> GIVEN TASK
Check each line of the records below and collect those holding "type".

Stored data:
START
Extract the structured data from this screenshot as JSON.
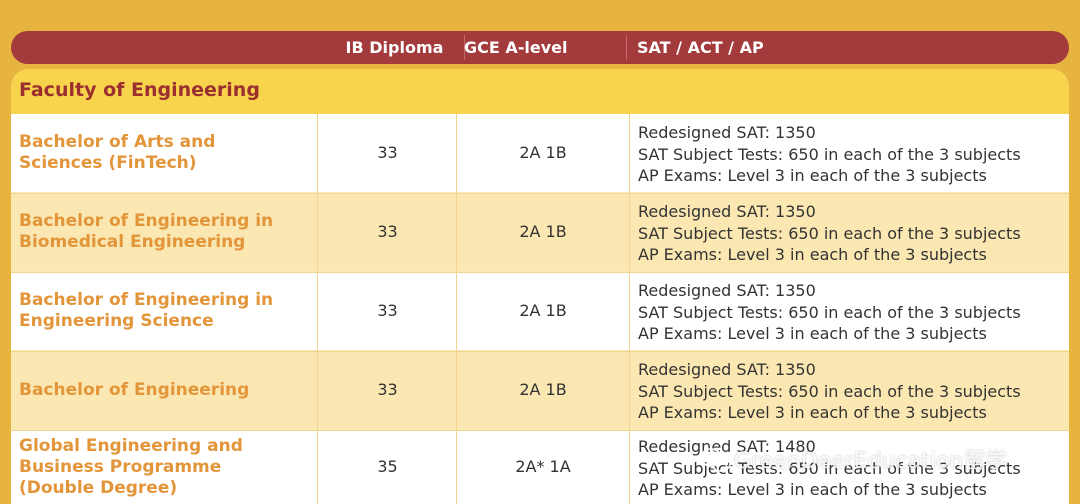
{
  "header": {
    "col_ib": "IB Diploma",
    "col_gce": "GCE A-level",
    "col_sat": "SAT / ACT / AP"
  },
  "faculty": "Faculty of Engineering",
  "rows": [
    {
      "program_line1": "Bachelor of Arts and",
      "program_line2": "Sciences (FinTech)",
      "program_line3": "",
      "ib": "33",
      "gce": "2A 1B",
      "sat": [
        "Redesigned SAT: 1350",
        "SAT Subject Tests: 650 in each of the 3 subjects",
        "AP Exams: Level 3 in each of the 3 subjects"
      ]
    },
    {
      "program_line1": "Bachelor of Engineering in",
      "program_line2": "Biomedical Engineering",
      "program_line3": "",
      "ib": "33",
      "gce": "2A 1B",
      "sat": [
        "Redesigned SAT: 1350",
        "SAT Subject Tests: 650 in each of the 3 subjects",
        "AP Exams: Level 3 in each of the 3 subjects"
      ]
    },
    {
      "program_line1": "Bachelor of Engineering in",
      "program_line2": "Engineering Science",
      "program_line3": "",
      "ib": "33",
      "gce": "2A 1B",
      "sat": [
        "Redesigned SAT: 1350",
        "SAT Subject Tests: 650 in each of the 3 subjects",
        "AP Exams: Level 3 in each of the 3 subjects"
      ]
    },
    {
      "program_line1": "Bachelor of Engineering",
      "program_line2": "",
      "program_line3": "",
      "ib": "33",
      "gce": "2A 1B",
      "sat": [
        "Redesigned SAT: 1350",
        "SAT Subject Tests: 650 in each of the 3 subjects",
        "AP Exams: Level 3 in each of the 3 subjects"
      ]
    },
    {
      "program_line1": "Global Engineering and",
      "program_line2": "Business Programme",
      "program_line3": "(Double Degree)",
      "ib": "35",
      "gce": "2A* 1A",
      "sat": [
        "Redesigned SAT: 1480",
        "SAT Subject Tests: 650 in each of the 3 subjects",
        "AP Exams: Level 3 in each of the 3 subjects"
      ]
    }
  ],
  "watermark": "GreenDeerEducation留学",
  "watermark_icon": "wechat-icon",
  "colors": {
    "background": "#e8b440",
    "header_bar": "#a33a3c",
    "faculty_row": "#f7d44c",
    "program_text": "#e3953a",
    "faculty_text": "#9b2f30"
  }
}
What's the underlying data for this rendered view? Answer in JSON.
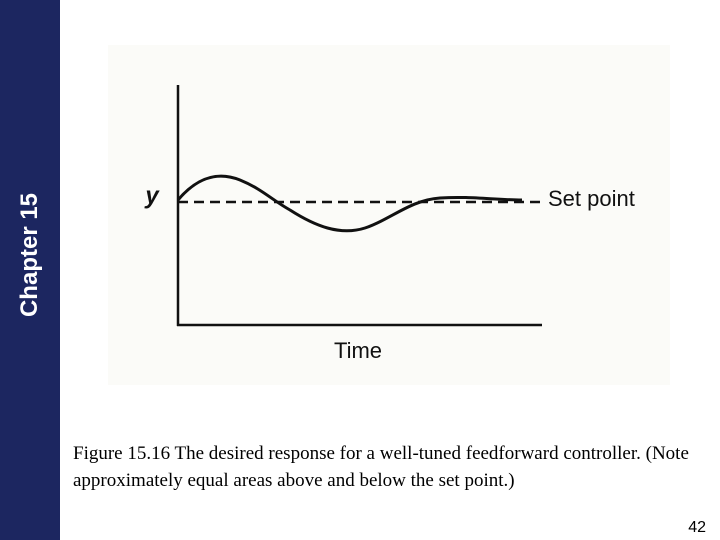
{
  "sidebar": {
    "label": "Chapter 15"
  },
  "figure": {
    "y_label": "y",
    "set_point_label": "Set point",
    "x_label": "Time"
  },
  "caption": "Figure 15.16 The desired response for a well-tuned feedforward controller. (Note approximately equal areas above and below the set point.)",
  "page_number": "42"
}
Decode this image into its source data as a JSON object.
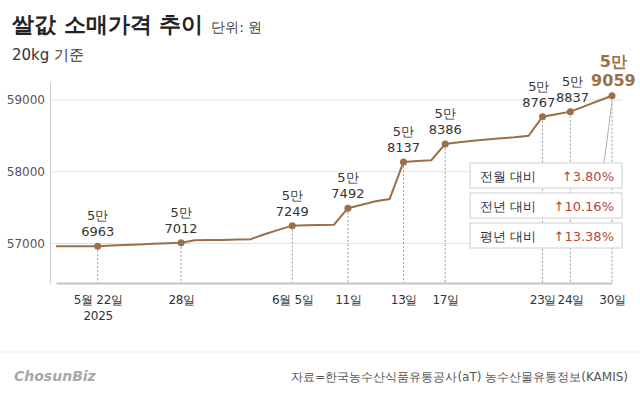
{
  "chart_data": {
    "type": "line",
    "title": "쌀값 소매가격 추이",
    "unit": "단위: 원",
    "subtitle": "20kg 기준",
    "source": "자료=한국농수산식품유통공사(aT) 농수산물유통정보(KAMIS)",
    "credit": "ChosunBiz",
    "categories": [
      null,
      null,
      null,
      "5월 22일\n2025",
      null,
      null,
      null,
      null,
      null,
      "28일",
      null,
      null,
      null,
      null,
      null,
      null,
      null,
      "6월 5일",
      null,
      null,
      null,
      "11일",
      null,
      null,
      null,
      "13일",
      null,
      null,
      "17일",
      null,
      null,
      null,
      null,
      null,
      null,
      "23일",
      null,
      "24일",
      null,
      null,
      "30일"
    ],
    "values": [
      56963,
      56963,
      56963,
      56963,
      56972,
      56980,
      56988,
      56996,
      57004,
      57012,
      57045,
      57050,
      57050,
      57055,
      57060,
      57130,
      57190,
      57249,
      57255,
      57258,
      57262,
      57492,
      57540,
      57590,
      57620,
      58137,
      58150,
      58160,
      58386,
      58410,
      58430,
      58450,
      58465,
      58480,
      58500,
      58767,
      58800,
      58837,
      58910,
      58985,
      59059
    ],
    "value_labels": [
      null,
      null,
      null,
      "5만\n6963",
      null,
      null,
      null,
      null,
      null,
      "5만\n7012",
      null,
      null,
      null,
      null,
      null,
      null,
      null,
      "5만\n7249",
      null,
      null,
      null,
      "5만\n7492",
      null,
      null,
      null,
      "5만\n8137",
      null,
      null,
      "5만\n8386",
      null,
      null,
      null,
      null,
      null,
      null,
      "5만\n8767",
      null,
      "5만\n8837",
      null,
      null,
      "5만\n9059"
    ],
    "color": "#9a7048",
    "marker": "circle",
    "data_labels": true,
    "grid": true,
    "ylim": [
      56450,
      59250
    ],
    "yticks": [
      57000,
      58000,
      59000
    ],
    "comparisons": [
      {
        "label": "전월 대비",
        "text": "↑3.80%"
      },
      {
        "label": "전년 대비",
        "text": "↑10.16%"
      },
      {
        "label": "평년 대비",
        "text": "↑13.38%"
      }
    ]
  }
}
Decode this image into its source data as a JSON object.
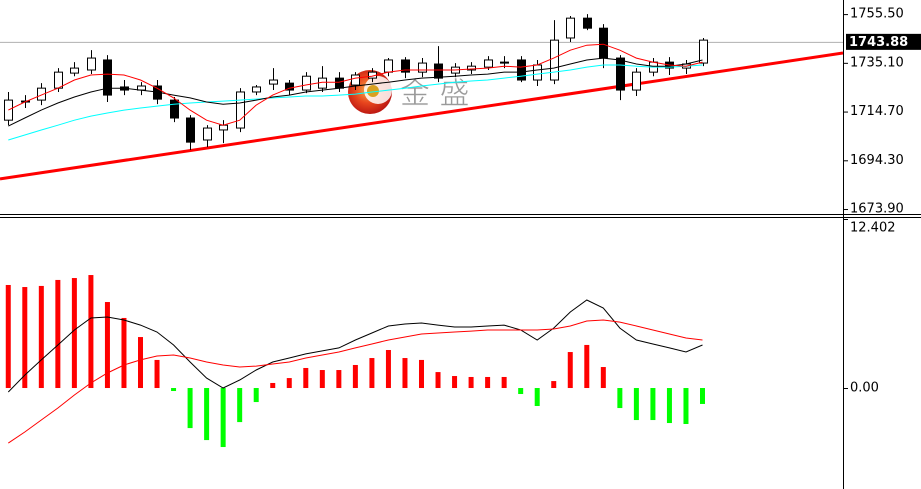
{
  "chart_data": [
    {
      "type": "candlestick",
      "xlim": [
        -0.5,
        50.5
      ],
      "ylim": [
        1671.4,
        1761.4
      ],
      "yticks": [
        {
          "value": 1755.5,
          "label": "1755.50"
        },
        {
          "value": 1735.1,
          "label": "1735.10"
        },
        {
          "value": 1714.7,
          "label": "1714.70"
        },
        {
          "value": 1694.3,
          "label": "1694.30"
        },
        {
          "value": 1673.9,
          "label": "1673.90"
        }
      ],
      "open": [
        1711.1,
        1718.7,
        1719.5,
        1724.5,
        1730.8,
        1732.1,
        1736.3,
        1725.0,
        1723.7,
        1725.4,
        1719.5,
        1712.0,
        1702.8,
        1707.0,
        1707.8,
        1722.9,
        1726.2,
        1726.6,
        1723.7,
        1724.5,
        1728.7,
        1725.8,
        1728.7,
        1731.2,
        1736.3,
        1731.2,
        1734.6,
        1730.8,
        1732.1,
        1733.3,
        1735.4,
        1736.3,
        1727.9,
        1727.9,
        1745.5,
        1753.8,
        1749.6,
        1737.1,
        1723.7,
        1731.2,
        1735.4,
        1732.9,
        1735.0
      ],
      "high": [
        1722.9,
        1721.6,
        1726.6,
        1732.9,
        1735.4,
        1740.4,
        1738.3,
        1727.9,
        1727.0,
        1727.9,
        1720.8,
        1713.2,
        1709.0,
        1711.1,
        1724.5,
        1725.8,
        1732.9,
        1727.9,
        1731.2,
        1733.7,
        1731.2,
        1731.2,
        1732.9,
        1737.1,
        1737.5,
        1737.1,
        1742.1,
        1735.0,
        1735.4,
        1737.9,
        1737.9,
        1737.9,
        1736.3,
        1753.0,
        1754.7,
        1755.5,
        1751.3,
        1738.3,
        1732.9,
        1737.1,
        1737.5,
        1736.3,
        1745.5
      ],
      "low": [
        1709.0,
        1716.2,
        1717.4,
        1722.9,
        1729.5,
        1730.4,
        1718.7,
        1721.6,
        1721.6,
        1717.8,
        1710.3,
        1698.6,
        1699.8,
        1701.5,
        1706.1,
        1721.6,
        1723.7,
        1721.6,
        1722.4,
        1722.9,
        1722.9,
        1723.7,
        1727.0,
        1729.5,
        1728.7,
        1729.1,
        1727.0,
        1729.1,
        1730.4,
        1732.1,
        1732.9,
        1727.0,
        1725.4,
        1726.2,
        1743.8,
        1748.8,
        1732.9,
        1719.5,
        1721.2,
        1729.5,
        1730.0,
        1730.4,
        1733.7
      ],
      "close": [
        1719.5,
        1719.1,
        1724.5,
        1731.2,
        1732.9,
        1737.1,
        1721.6,
        1723.7,
        1725.4,
        1719.9,
        1712.0,
        1701.9,
        1707.8,
        1709.0,
        1722.9,
        1725.0,
        1727.9,
        1723.7,
        1729.5,
        1728.7,
        1724.5,
        1730.0,
        1731.2,
        1736.3,
        1731.2,
        1735.0,
        1728.7,
        1733.3,
        1733.7,
        1736.3,
        1735.0,
        1727.9,
        1734.2,
        1744.6,
        1753.8,
        1749.6,
        1737.1,
        1723.7,
        1731.2,
        1735.4,
        1732.9,
        1734.6,
        1744.6
      ],
      "overlays": [
        {
          "color": "#00ffff",
          "values": [
            1702.8,
            1704.9,
            1707.0,
            1709.0,
            1711.1,
            1712.8,
            1714.1,
            1715.3,
            1716.2,
            1717.0,
            1717.8,
            1718.3,
            1718.7,
            1719.1,
            1719.5,
            1719.9,
            1720.4,
            1720.8,
            1721.2,
            1721.2,
            1721.6,
            1722.0,
            1722.9,
            1723.7,
            1724.5,
            1725.4,
            1726.2,
            1727.0,
            1727.5,
            1727.9,
            1728.7,
            1729.5,
            1730.4,
            1731.2,
            1732.1,
            1733.3,
            1734.2,
            1734.2,
            1733.7,
            1733.3,
            1733.3,
            1733.7,
            1734.2
          ]
        },
        {
          "color": "#000000",
          "values": [
            1708.6,
            1712.0,
            1715.3,
            1718.3,
            1720.8,
            1722.9,
            1724.5,
            1724.5,
            1723.7,
            1722.9,
            1721.6,
            1720.4,
            1718.7,
            1717.8,
            1718.3,
            1719.5,
            1720.8,
            1721.6,
            1722.9,
            1723.7,
            1724.5,
            1725.4,
            1726.2,
            1727.0,
            1727.9,
            1728.7,
            1729.1,
            1729.5,
            1730.0,
            1730.4,
            1731.2,
            1731.2,
            1732.1,
            1732.9,
            1734.6,
            1736.3,
            1737.1,
            1736.3,
            1734.6,
            1733.7,
            1733.7,
            1734.6,
            1736.3
          ]
        },
        {
          "color": "#ff0000",
          "values": [
            1715.3,
            1718.7,
            1721.6,
            1724.5,
            1727.9,
            1730.0,
            1730.4,
            1730.0,
            1727.9,
            1724.5,
            1720.4,
            1715.3,
            1711.1,
            1709.0,
            1711.1,
            1717.4,
            1721.6,
            1724.5,
            1725.8,
            1727.0,
            1727.0,
            1728.7,
            1729.5,
            1731.2,
            1732.1,
            1732.1,
            1732.1,
            1732.1,
            1732.5,
            1732.9,
            1733.7,
            1733.3,
            1734.2,
            1737.1,
            1740.4,
            1742.5,
            1742.9,
            1740.4,
            1737.1,
            1735.4,
            1734.2,
            1733.7,
            1735.4
          ]
        }
      ],
      "trendline": {
        "color": "#ff0000",
        "x": [
          -0.5,
          50.5
        ],
        "y": [
          1686.5,
          1739.2
        ]
      },
      "last_price": 1743.88,
      "watermark": "金 盛"
    },
    {
      "type": "histogram",
      "xlim": [
        -0.5,
        50.5
      ],
      "ylim": [
        -7.41,
        12.402
      ],
      "yticks": [
        12.402,
        {
          "value": 0,
          "label": "0.00"
        }
      ],
      "up_color": "#ff0000",
      "down_color": "#00ff00",
      "values": [
        7.56,
        7.41,
        7.49,
        7.93,
        8.07,
        8.29,
        6.31,
        5.14,
        3.74,
        2.06,
        -0.22,
        -2.94,
        -3.82,
        -4.33,
        -2.5,
        -1.03,
        0.37,
        0.73,
        1.47,
        1.32,
        1.32,
        1.69,
        2.2,
        2.79,
        2.2,
        2.06,
        1.17,
        0.88,
        0.81,
        0.81,
        0.81,
        -0.44,
        -1.32,
        0.51,
        2.64,
        3.16,
        1.54,
        -1.47,
        -2.35,
        -2.35,
        -2.57,
        -2.64,
        -1.17
      ],
      "overlays": [
        {
          "color": "#000000",
          "values": [
            -0.29,
            0.95,
            2.06,
            3.16,
            4.26,
            5.14,
            5.21,
            4.99,
            4.62,
            4.11,
            3.16,
            1.91,
            0.73,
            0.0,
            0.59,
            1.32,
            1.91,
            2.2,
            2.5,
            2.72,
            2.94,
            3.52,
            4.04,
            4.55,
            4.7,
            4.77,
            4.62,
            4.48,
            4.48,
            4.55,
            4.62,
            4.26,
            3.52,
            4.4,
            5.58,
            6.46,
            5.87,
            4.4,
            3.52,
            3.23,
            2.94,
            2.64,
            3.16
          ]
        },
        {
          "color": "#ff0000",
          "values": [
            -4.04,
            -3.23,
            -2.35,
            -1.47,
            -0.51,
            0.37,
            1.1,
            1.69,
            2.06,
            2.35,
            2.42,
            2.2,
            1.91,
            1.69,
            1.54,
            1.61,
            1.76,
            1.91,
            2.2,
            2.42,
            2.64,
            2.94,
            3.23,
            3.52,
            3.74,
            3.96,
            4.04,
            4.11,
            4.18,
            4.26,
            4.26,
            4.26,
            4.26,
            4.33,
            4.55,
            4.92,
            4.99,
            4.84,
            4.55,
            4.26,
            3.96,
            3.67,
            3.52
          ]
        }
      ]
    }
  ]
}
END
> RESULT
    "type": "line",
      "type": "candlestick",
      "type": "histogram",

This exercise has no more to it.